Goal: Copy out the entries in full and with complete accuracy; pictures are excluded.

═════ Data listing ═════

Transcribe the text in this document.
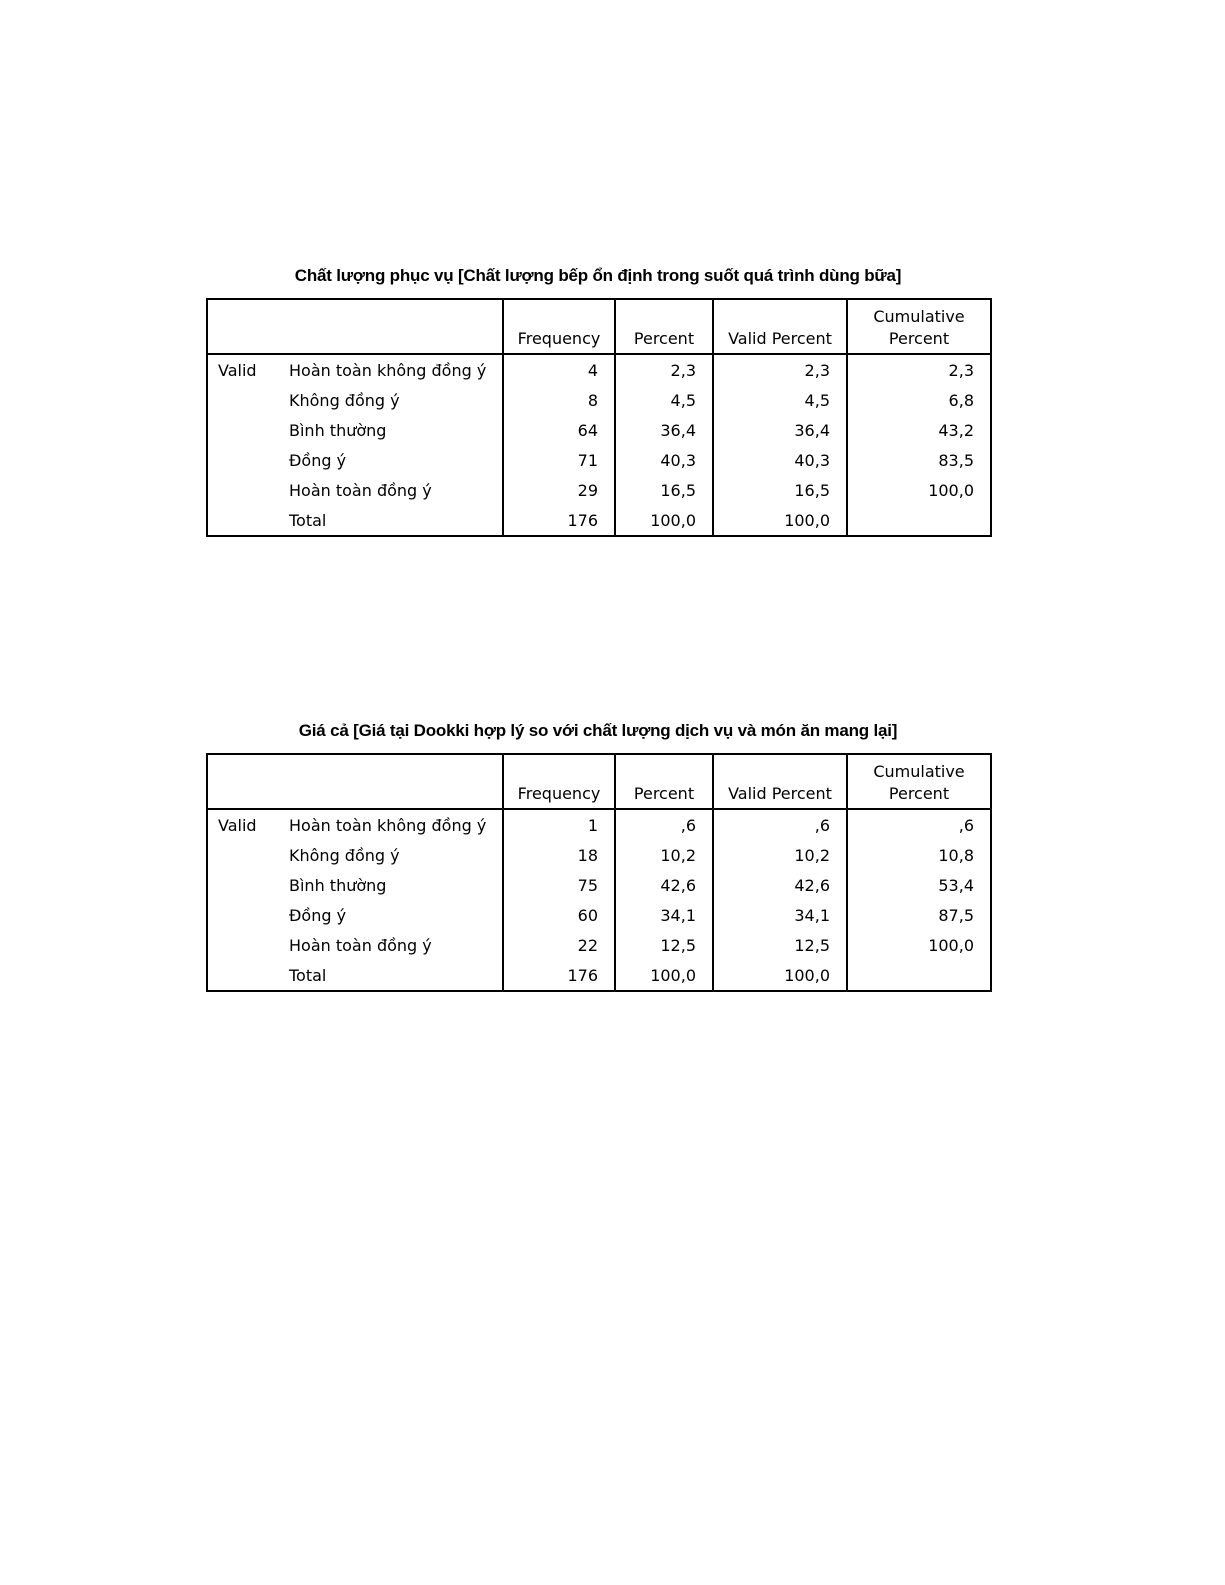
Chất lượng phục vụ [Chất lượng bếp ổn định trong suốt quá trình dùng bữa]
		Frequency	Percent	Valid Percent	Cumulative
Percent
Valid	Hoàn toàn không đồng ý	4	2,3	2,3	2,3
	Không đồng ý	8	4,5	4,5	6,8
	Bình thường	64	36,4	36,4	43,2
	Đồng ý	71	40,3	40,3	83,5
	Hoàn toàn đồng ý	29	16,5	16,5	100,0
	Total	176	100,0	100,0	
Giá cả [Giá tại Dookki hợp lý so với chất lượng dịch vụ và món ăn mang lại]
		Frequency	Percent	Valid Percent	Cumulative
Percent
Valid	Hoàn toàn không đồng ý	1	,6	,6	,6
	Không đồng ý	18	10,2	10,2	10,8
	Bình thường	75	42,6	42,6	53,4
	Đồng ý	60	34,1	34,1	87,5
	Hoàn toàn đồng ý	22	12,5	12,5	100,0
	Total	176	100,0	100,0	
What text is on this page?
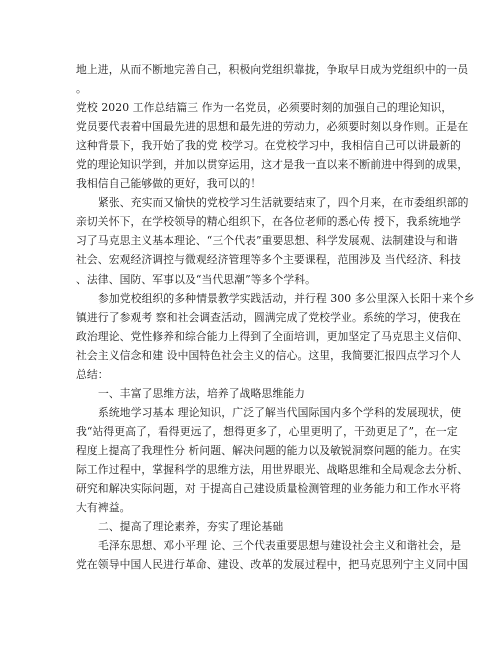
地上进，从而不断地完善自己，积极向党组织靠拢，争取早日成为党组织中的一员
。
党校 2020 工作总结篇三 作为一名党员，必须要时刻的加强自己的理论知识，
党员要代表着中国最先进的思想和最先进的劳动力，必须要时刻以身作则。正是在
这种背景下，我开始了我的党 校学习。在党校学习中，我相信自己可以讲最新的
党的理论知识学到，并加以贯穿运用，这才是我一直以来不断前进中得到的成果，
我相信自己能够做的更好，我可以的！
紧张、充实而又愉快的党校学习生活就要结束了，四个月来，在市委组织部的
亲切关怀下，在学校领导的精心组织下，在各位老师的悉心传 授下，我系统地学
习了马克思主义基本理论、“三个代表”重要思想、科学发展观、法制建设与和谐
社会、宏观经济调控与微观经济管理等多个主要课程，范围涉及 当代经济、科技
、法律、国防、军事以及“当代思潮”等多个学科。
参加党校组织的多种情景教学实践活动，并行程 300 多公里深入长阳十来个乡
镇进行了参观考 察和社会调查活动，圆满完成了党校学业。系统的学习，使我在
政治理论、党性修养和综合能力上得到了全面培训，更加坚定了马克思主义信仰、
社会主义信念和建 设中国特色社会主义的信心。这里，我简要汇报四点学习个人
总结：
一、丰富了思维方法，培养了战略思维能力
系统地学习基本 理论知识，广泛了解当代国际国内多个学科的发展现状，使
我“站得更高了，看得更远了，想得更多了，心里更明了，干劲更足了”，在一定
程度上提高了我理性分 析问题、解决问题的能力以及敏锐洞察问题的能力。在实
际工作过程中，掌握科学的思维方法，用世界眼光、战略思维和全局观念去分析、
研究和解决实际问题，对 于提高自己建设质量检测管理的业务能力和工作水平将
大有裨益。
二、提高了理论素养，夯实了理论基础
毛泽东思想、邓小平理 论、三个代表重要思想与建设社会主义和谐社会，是
党在领导中国人民进行革命、建设、改革的发展过程中，把马克思列宁主义同中国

═════

Correct answer:
Transcribe the text in this document.
Chất lượng phục vụ [Chất lượng bếp ổn định trong suốt quá trình dùng bữa]
		Frequency	Percent	Valid Percent	Cumulative
Percent
Valid	Hoàn toàn không đồng ý	4	2,3	2,3	2,3
	Không đồng ý	8	4,5	4,5	6,8
	Bình thường	64	36,4	36,4	43,2
	Đồng ý	71	40,3	40,3	83,5
	Hoàn toàn đồng ý	29	16,5	16,5	100,0
	Total	176	100,0	100,0	
Giá cả [Giá tại Dookki hợp lý so với chất lượng dịch vụ và món ăn mang lại]
		Frequency	Percent	Valid Percent	Cumulative
Percent
Valid	Hoàn toàn không đồng ý	1	,6	,6	,6
	Không đồng ý	18	10,2	10,2	10,8
	Bình thường	75	42,6	42,6	53,4
	Đồng ý	60	34,1	34,1	87,5
	Hoàn toàn đồng ý	22	12,5	12,5	100,0
	Total	176	100,0	100,0	
What text is on this page?
地上进，从而不断地完善自己，积极向党组织靠拢，争取早日成为党组织中的一员
。
党校 2020 工作总结篇三 作为一名党员，必须要时刻的加强自己的理论知识，
党员要代表着中国最先进的思想和最先进的劳动力，必须要时刻以身作则。正是在
这种背景下，我开始了我的党 校学习。在党校学习中，我相信自己可以讲最新的
党的理论知识学到，并加以贯穿运用，这才是我一直以来不断前进中得到的成果，
我相信自己能够做的更好，我可以的！
紧张、充实而又愉快的党校学习生活就要结束了，四个月来，在市委组织部的
亲切关怀下，在学校领导的精心组织下，在各位老师的悉心传 授下，我系统地学
习了马克思主义基本理论、“三个代表”重要思想、科学发展观、法制建设与和谐
社会、宏观经济调控与微观经济管理等多个主要课程，范围涉及 当代经济、科技
、法律、国防、军事以及“当代思潮”等多个学科。
参加党校组织的多种情景教学实践活动，并行程 300 多公里深入长阳十来个乡
镇进行了参观考 察和社会调查活动，圆满完成了党校学业。系统的学习，使我在
政治理论、党性修养和综合能力上得到了全面培训，更加坚定了马克思主义信仰、
社会主义信念和建 设中国特色社会主义的信心。这里，我简要汇报四点学习个人
总结：
一、丰富了思维方法，培养了战略思维能力
系统地学习基本 理论知识，广泛了解当代国际国内多个学科的发展现状，使
我“站得更高了，看得更远了，想得更多了，心里更明了，干劲更足了”，在一定
程度上提高了我理性分 析问题、解决问题的能力以及敏锐洞察问题的能力。在实
际工作过程中，掌握科学的思维方法，用世界眼光、战略思维和全局观念去分析、
研究和解决实际问题，对 于提高自己建设质量检测管理的业务能力和工作水平将
大有裨益。
二、提高了理论素养，夯实了理论基础
毛泽东思想、邓小平理 论、三个代表重要思想与建设社会主义和谐社会，是
党在领导中国人民进行革命、建设、改革的发展过程中，把马克思列宁主义同中国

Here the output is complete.